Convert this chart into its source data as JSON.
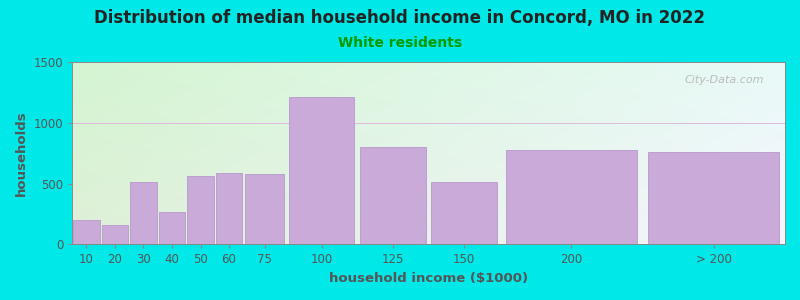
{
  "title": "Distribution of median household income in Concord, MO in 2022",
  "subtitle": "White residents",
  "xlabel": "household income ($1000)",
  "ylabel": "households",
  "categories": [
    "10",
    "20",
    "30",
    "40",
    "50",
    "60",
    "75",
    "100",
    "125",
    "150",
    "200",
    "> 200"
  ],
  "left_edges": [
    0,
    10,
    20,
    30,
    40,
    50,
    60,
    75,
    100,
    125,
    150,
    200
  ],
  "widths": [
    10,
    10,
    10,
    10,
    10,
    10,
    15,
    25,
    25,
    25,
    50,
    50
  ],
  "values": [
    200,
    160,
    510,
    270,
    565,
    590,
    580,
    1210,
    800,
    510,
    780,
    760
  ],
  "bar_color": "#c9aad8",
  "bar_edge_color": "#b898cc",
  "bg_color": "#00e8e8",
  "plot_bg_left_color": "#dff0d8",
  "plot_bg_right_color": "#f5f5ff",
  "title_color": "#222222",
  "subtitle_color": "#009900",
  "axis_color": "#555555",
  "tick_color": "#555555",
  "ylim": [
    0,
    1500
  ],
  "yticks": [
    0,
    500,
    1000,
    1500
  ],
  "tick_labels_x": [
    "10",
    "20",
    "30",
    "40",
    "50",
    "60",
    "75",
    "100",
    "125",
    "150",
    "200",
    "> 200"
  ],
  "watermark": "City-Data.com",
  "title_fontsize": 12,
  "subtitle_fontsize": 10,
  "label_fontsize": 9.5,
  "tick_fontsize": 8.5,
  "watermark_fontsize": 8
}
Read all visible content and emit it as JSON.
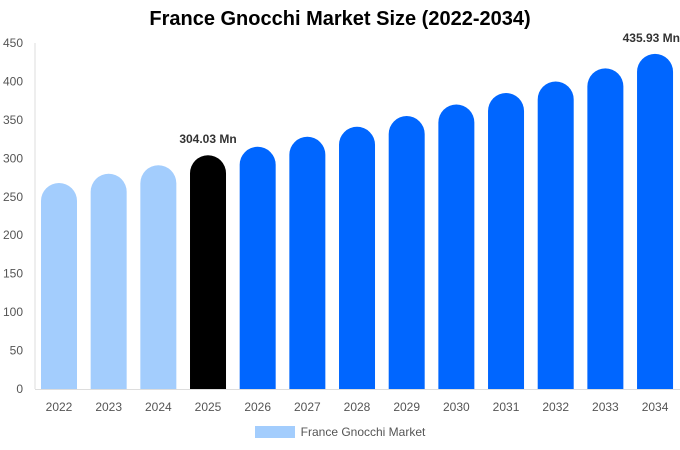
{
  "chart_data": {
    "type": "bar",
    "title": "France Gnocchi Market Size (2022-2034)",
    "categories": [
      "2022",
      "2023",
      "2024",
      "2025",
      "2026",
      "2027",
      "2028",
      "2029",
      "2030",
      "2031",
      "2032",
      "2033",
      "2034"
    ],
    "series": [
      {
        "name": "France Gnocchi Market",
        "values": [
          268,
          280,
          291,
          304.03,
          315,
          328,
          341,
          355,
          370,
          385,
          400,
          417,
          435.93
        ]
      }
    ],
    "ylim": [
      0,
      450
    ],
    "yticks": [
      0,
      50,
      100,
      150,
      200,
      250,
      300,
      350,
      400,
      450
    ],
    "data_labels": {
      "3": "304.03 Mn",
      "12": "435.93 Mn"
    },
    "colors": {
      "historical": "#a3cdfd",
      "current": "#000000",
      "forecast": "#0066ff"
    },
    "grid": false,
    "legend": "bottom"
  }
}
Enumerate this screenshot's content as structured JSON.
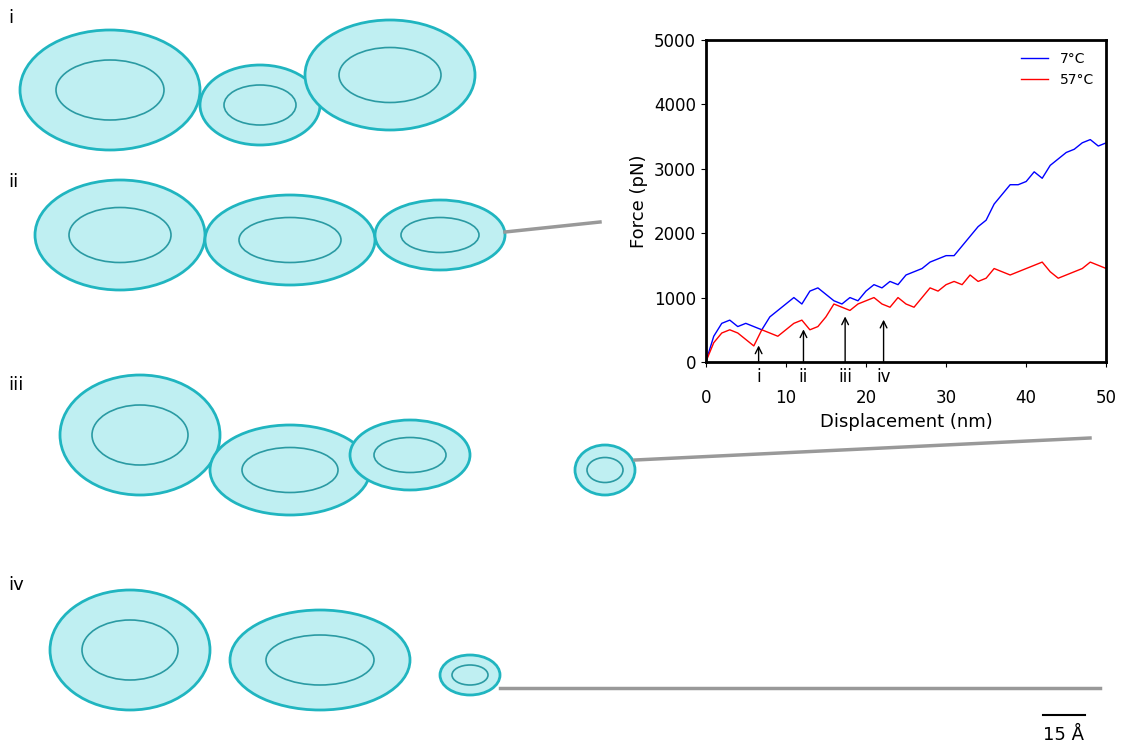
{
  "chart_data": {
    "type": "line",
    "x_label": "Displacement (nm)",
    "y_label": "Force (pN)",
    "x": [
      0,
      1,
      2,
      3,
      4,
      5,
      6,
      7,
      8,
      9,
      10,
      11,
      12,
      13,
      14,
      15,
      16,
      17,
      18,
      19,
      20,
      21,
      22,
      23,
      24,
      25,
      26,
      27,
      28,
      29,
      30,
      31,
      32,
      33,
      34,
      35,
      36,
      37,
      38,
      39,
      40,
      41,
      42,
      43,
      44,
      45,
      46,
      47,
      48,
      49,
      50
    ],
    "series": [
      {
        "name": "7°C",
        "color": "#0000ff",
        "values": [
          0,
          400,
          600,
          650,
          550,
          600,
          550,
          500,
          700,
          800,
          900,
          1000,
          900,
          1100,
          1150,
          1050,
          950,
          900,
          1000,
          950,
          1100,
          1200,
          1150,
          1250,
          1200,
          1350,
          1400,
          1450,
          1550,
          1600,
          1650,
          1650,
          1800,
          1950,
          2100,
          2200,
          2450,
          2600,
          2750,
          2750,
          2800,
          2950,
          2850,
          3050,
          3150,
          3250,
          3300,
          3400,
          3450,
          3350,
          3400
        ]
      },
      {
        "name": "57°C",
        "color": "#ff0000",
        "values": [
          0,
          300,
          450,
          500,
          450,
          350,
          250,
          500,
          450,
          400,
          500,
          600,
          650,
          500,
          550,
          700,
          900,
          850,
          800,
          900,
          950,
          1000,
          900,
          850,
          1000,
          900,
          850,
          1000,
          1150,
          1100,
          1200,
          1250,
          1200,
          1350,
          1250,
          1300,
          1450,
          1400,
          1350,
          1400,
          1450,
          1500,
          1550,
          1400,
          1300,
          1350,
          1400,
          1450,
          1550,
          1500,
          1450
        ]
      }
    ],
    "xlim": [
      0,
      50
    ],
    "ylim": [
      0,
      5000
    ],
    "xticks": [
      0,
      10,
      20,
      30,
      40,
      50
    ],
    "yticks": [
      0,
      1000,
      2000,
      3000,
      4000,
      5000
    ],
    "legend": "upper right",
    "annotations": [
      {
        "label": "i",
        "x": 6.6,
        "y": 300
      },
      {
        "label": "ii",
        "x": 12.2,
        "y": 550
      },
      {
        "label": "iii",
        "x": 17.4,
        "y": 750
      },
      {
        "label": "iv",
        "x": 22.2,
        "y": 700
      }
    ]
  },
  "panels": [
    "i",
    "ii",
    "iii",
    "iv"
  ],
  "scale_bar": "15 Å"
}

▬▬▬

Reproduce the entries above exactly. Do not include the images.

Convert this chart into its source data as JSON.
{
  "title": "Distribution of median household income in Concord, MO in 2022",
  "subtitle": "White residents",
  "xlabel": "household income ($1000)",
  "ylabel": "households",
  "categories": [
    "10",
    "20",
    "30",
    "40",
    "50",
    "60",
    "75",
    "100",
    "125",
    "150",
    "200",
    "> 200"
  ],
  "left_edges": [
    0,
    10,
    20,
    30,
    40,
    50,
    60,
    75,
    100,
    125,
    150,
    200
  ],
  "widths": [
    10,
    10,
    10,
    10,
    10,
    10,
    15,
    25,
    25,
    25,
    50,
    50
  ],
  "values": [
    200,
    160,
    510,
    270,
    565,
    590,
    580,
    1210,
    800,
    510,
    780,
    760
  ],
  "bar_color": "#c9aad8",
  "bar_edge_color": "#b898cc",
  "bg_color": "#00e8e8",
  "plot_bg_left_color": "#dff0d8",
  "plot_bg_right_color": "#f5f5ff",
  "title_color": "#222222",
  "subtitle_color": "#009900",
  "axis_color": "#555555",
  "tick_color": "#555555",
  "ylim": [
    0,
    1500
  ],
  "yticks": [
    0,
    500,
    1000,
    1500
  ],
  "tick_labels_x": [
    "10",
    "20",
    "30",
    "40",
    "50",
    "60",
    "75",
    "100",
    "125",
    "150",
    "200",
    "> 200"
  ],
  "watermark": "City-Data.com",
  "title_fontsize": 12,
  "subtitle_fontsize": 10,
  "label_fontsize": 9.5,
  "tick_fontsize": 8.5,
  "watermark_fontsize": 8
}
Read all visible content and emit it as JSON.
{
  "chart_data": {
    "type": "bar",
    "title": "France Gnocchi Market Size (2022-2034)",
    "categories": [
      "2022",
      "2023",
      "2024",
      "2025",
      "2026",
      "2027",
      "2028",
      "2029",
      "2030",
      "2031",
      "2032",
      "2033",
      "2034"
    ],
    "series": [
      {
        "name": "France Gnocchi Market",
        "values": [
          268,
          280,
          291,
          304.03,
          315,
          328,
          341,
          355,
          370,
          385,
          400,
          417,
          435.93
        ]
      }
    ],
    "ylim": [
      0,
      450
    ],
    "yticks": [
      0,
      50,
      100,
      150,
      200,
      250,
      300,
      350,
      400,
      450
    ],
    "data_labels": {
      "3": "304.03 Mn",
      "12": "435.93 Mn"
    },
    "colors": {
      "historical": "#a3cdfd",
      "current": "#000000",
      "forecast": "#0066ff"
    },
    "grid": false,
    "legend": "bottom"
  }
}
Enumerate this screenshot's content as structured JSON.
{
  "chart_data": {
    "type": "line",
    "x_label": "Displacement (nm)",
    "y_label": "Force (pN)",
    "x": [
      0,
      1,
      2,
      3,
      4,
      5,
      6,
      7,
      8,
      9,
      10,
      11,
      12,
      13,
      14,
      15,
      16,
      17,
      18,
      19,
      20,
      21,
      22,
      23,
      24,
      25,
      26,
      27,
      28,
      29,
      30,
      31,
      32,
      33,
      34,
      35,
      36,
      37,
      38,
      39,
      40,
      41,
      42,
      43,
      44,
      45,
      46,
      47,
      48,
      49,
      50
    ],
    "series": [
      {
        "name": "7°C",
        "color": "#0000ff",
        "values": [
          0,
          400,
          600,
          650,
          550,
          600,
          550,
          500,
          700,
          800,
          900,
          1000,
          900,
          1100,
          1150,
          1050,
          950,
          900,
          1000,
          950,
          1100,
          1200,
          1150,
          1250,
          1200,
          1350,
          1400,
          1450,
          1550,
          1600,
          1650,
          1650,
          1800,
          1950,
          2100,
          2200,
          2450,
          2600,
          2750,
          2750,
          2800,
          2950,
          2850,
          3050,
          3150,
          3250,
          3300,
          3400,
          3450,
          3350,
          3400
        ]
      },
      {
        "name": "57°C",
        "color": "#ff0000",
        "values": [
          0,
          300,
          450,
          500,
          450,
          350,
          250,
          500,
          450,
          400,
          500,
          600,
          650,
          500,
          550,
          700,
          900,
          850,
          800,
          900,
          950,
          1000,
          900,
          850,
          1000,
          900,
          850,
          1000,
          1150,
          1100,
          1200,
          1250,
          1200,
          1350,
          1250,
          1300,
          1450,
          1400,
          1350,
          1400,
          1450,
          1500,
          1550,
          1400,
          1300,
          1350,
          1400,
          1450,
          1550,
          1500,
          1450
        ]
      }
    ],
    "xlim": [
      0,
      50
    ],
    "ylim": [
      0,
      5000
    ],
    "xticks": [
      0,
      10,
      20,
      30,
      40,
      50
    ],
    "yticks": [
      0,
      1000,
      2000,
      3000,
      4000,
      5000
    ],
    "legend": "upper right",
    "annotations": [
      {
        "label": "i",
        "x": 6.6,
        "y": 300
      },
      {
        "label": "ii",
        "x": 12.2,
        "y": 550
      },
      {
        "label": "iii",
        "x": 17.4,
        "y": 750
      },
      {
        "label": "iv",
        "x": 22.2,
        "y": 700
      }
    ]
  },
  "panels": [
    "i",
    "ii",
    "iii",
    "iv"
  ],
  "scale_bar": "15 Å"
}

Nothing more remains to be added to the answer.